*Instruction*
Copy out the lines that have "商品和服务支出" in them.

*Materials provided*
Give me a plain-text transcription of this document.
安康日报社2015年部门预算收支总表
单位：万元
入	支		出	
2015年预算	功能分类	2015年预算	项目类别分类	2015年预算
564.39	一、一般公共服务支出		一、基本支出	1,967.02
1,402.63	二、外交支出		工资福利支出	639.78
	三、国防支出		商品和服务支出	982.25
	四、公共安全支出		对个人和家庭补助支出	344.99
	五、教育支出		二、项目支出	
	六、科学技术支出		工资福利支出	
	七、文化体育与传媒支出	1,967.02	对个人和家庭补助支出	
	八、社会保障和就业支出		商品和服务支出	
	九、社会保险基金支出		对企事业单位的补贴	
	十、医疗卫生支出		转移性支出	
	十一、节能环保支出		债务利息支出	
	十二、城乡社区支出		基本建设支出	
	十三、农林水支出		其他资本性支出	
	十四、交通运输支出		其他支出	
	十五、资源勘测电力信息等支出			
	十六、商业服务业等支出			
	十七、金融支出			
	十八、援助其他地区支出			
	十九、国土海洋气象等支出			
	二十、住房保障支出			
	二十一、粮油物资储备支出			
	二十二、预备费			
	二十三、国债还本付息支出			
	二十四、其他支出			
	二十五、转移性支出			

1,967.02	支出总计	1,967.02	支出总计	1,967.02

*Worked solution*
	三、国防支出		商品和服务支出	982.25
	八、社会保障和就业支出		商品和服务支出	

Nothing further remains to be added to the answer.